§ What you are asked to do:
Copy each line in the data that includes the word "ylabel".

(Stored items)
+++

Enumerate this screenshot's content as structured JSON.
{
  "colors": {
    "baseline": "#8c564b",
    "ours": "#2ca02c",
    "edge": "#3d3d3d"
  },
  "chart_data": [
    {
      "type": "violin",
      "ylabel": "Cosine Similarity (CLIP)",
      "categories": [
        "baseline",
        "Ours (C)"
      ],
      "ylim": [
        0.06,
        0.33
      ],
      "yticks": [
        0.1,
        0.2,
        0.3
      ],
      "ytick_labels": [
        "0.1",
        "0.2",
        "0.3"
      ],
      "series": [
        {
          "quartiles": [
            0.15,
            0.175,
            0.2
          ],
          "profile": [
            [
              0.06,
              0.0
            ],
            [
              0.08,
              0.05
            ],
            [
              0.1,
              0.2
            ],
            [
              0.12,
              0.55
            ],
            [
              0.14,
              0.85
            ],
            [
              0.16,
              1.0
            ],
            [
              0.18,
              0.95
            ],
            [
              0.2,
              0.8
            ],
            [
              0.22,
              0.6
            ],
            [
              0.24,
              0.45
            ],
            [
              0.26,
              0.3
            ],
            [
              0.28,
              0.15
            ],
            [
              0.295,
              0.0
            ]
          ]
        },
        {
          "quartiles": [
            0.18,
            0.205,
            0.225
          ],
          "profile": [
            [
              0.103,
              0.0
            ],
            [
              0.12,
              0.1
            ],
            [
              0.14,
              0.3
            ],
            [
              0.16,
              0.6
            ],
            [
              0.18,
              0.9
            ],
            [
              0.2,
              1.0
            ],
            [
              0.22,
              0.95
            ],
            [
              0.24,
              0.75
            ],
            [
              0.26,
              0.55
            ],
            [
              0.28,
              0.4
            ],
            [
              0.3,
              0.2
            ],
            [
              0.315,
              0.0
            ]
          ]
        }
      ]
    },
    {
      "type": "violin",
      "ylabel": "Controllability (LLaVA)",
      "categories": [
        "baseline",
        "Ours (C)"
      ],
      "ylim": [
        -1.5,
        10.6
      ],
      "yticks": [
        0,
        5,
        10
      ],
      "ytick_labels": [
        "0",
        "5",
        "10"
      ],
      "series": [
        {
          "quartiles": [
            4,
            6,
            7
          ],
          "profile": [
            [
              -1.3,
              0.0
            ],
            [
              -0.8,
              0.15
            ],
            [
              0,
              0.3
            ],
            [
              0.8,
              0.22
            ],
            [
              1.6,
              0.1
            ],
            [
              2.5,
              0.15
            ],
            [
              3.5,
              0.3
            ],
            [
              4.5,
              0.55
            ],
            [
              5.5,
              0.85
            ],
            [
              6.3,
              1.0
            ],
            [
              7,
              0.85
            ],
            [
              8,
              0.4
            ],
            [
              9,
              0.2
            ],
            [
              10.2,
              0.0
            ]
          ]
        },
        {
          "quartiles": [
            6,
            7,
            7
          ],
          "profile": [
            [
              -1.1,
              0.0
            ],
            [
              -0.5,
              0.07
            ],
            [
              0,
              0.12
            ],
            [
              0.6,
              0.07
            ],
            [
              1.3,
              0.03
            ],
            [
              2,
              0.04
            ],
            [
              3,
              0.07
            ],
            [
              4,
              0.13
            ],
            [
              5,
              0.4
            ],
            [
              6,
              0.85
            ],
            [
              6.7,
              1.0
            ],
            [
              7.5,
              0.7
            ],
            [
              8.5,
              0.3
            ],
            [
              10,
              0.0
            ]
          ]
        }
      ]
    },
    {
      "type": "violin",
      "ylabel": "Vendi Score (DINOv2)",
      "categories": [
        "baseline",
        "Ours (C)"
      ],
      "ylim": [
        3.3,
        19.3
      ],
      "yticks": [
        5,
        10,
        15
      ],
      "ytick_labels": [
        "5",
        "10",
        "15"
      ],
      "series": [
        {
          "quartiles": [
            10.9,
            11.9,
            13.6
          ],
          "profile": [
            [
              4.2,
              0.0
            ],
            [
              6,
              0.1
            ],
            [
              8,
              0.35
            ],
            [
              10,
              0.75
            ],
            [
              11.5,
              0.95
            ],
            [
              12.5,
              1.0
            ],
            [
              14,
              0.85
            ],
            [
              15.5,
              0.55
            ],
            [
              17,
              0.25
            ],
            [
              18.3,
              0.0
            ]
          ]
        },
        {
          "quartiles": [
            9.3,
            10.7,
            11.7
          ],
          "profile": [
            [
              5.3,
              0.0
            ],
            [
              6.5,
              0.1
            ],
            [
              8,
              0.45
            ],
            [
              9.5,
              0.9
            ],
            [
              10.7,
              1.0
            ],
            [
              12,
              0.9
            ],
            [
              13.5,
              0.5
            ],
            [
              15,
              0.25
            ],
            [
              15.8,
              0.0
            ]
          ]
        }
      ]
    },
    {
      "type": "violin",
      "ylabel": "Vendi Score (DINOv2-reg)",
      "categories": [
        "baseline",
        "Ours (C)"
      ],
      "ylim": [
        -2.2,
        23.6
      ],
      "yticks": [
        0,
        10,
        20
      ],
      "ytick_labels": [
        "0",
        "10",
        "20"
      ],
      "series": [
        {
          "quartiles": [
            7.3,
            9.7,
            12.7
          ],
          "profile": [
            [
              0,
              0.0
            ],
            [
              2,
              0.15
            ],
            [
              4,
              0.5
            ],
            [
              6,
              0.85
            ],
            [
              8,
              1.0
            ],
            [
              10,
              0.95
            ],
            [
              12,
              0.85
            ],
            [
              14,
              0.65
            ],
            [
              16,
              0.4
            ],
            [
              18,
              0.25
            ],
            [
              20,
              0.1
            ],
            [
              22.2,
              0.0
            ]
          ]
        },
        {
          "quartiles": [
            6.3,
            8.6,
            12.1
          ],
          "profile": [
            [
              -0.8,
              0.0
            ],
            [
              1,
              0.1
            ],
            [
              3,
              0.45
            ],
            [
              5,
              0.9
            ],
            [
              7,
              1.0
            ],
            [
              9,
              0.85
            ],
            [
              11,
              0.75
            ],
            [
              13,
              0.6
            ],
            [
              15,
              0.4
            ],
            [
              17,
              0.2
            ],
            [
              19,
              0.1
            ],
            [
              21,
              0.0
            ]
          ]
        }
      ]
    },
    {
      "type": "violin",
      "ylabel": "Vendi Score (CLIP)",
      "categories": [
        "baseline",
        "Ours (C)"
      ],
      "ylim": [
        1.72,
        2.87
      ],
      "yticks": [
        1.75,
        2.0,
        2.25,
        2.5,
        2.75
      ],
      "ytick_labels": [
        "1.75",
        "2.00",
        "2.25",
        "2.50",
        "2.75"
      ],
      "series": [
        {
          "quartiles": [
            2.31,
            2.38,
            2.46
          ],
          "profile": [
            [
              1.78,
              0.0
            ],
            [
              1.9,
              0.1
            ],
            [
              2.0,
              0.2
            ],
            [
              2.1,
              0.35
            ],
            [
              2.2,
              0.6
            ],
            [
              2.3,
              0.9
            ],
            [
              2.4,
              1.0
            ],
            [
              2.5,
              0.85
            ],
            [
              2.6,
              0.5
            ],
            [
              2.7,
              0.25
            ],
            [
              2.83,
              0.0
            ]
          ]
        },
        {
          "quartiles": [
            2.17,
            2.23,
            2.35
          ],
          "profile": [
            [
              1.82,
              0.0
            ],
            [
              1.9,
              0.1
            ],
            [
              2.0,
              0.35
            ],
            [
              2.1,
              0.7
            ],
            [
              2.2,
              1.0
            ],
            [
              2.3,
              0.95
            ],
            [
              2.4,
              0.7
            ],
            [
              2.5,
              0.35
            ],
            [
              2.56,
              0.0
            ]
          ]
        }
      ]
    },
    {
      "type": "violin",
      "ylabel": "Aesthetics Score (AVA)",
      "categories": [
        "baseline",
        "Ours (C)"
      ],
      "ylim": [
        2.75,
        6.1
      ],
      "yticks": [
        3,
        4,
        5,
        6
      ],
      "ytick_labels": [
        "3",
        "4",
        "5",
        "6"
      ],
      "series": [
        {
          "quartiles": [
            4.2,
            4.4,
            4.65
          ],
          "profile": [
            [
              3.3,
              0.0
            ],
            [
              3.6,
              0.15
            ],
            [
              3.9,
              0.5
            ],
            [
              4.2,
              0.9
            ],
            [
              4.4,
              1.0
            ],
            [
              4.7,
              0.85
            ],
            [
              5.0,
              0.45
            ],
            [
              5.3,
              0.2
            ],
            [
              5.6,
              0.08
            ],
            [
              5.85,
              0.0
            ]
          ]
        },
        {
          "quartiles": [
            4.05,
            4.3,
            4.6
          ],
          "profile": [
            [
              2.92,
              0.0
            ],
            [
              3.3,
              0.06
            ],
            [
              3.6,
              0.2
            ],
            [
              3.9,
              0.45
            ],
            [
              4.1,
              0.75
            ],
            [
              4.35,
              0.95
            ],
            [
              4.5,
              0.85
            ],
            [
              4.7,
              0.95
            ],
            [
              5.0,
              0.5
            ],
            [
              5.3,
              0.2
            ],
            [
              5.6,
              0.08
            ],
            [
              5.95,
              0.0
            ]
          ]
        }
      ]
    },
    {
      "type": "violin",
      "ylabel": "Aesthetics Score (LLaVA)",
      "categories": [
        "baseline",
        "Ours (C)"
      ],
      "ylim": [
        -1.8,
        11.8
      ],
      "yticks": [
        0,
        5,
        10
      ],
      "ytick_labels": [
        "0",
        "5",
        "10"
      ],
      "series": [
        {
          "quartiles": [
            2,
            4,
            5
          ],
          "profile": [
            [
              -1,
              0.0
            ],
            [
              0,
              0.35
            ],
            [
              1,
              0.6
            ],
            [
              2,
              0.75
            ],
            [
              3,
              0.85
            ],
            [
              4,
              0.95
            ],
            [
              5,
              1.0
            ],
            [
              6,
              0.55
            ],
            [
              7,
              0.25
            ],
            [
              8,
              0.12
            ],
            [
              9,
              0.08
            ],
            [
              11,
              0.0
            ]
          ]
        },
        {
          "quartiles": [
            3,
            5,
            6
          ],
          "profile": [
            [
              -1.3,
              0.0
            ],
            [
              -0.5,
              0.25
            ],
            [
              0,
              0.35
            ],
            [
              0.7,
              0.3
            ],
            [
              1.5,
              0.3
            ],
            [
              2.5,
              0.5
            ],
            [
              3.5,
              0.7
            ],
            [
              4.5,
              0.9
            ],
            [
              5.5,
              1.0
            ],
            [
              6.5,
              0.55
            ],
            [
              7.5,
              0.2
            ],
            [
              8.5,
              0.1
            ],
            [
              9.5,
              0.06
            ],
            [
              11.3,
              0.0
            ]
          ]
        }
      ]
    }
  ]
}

+++

§ Complete response:
      "ylabel": "Cosine Similarity (CLIP)",
      "ylabel": "Controllability (LLaVA)",
      "ylabel": "Vendi Score (DINOv2)",
      "ylabel": "Vendi Score (DINOv2-reg)",
      "ylabel": "Vendi Score (CLIP)",
      "ylabel": "Aesthetics Score (AVA)",
      "ylabel": "Aesthetics Score (LLaVA)",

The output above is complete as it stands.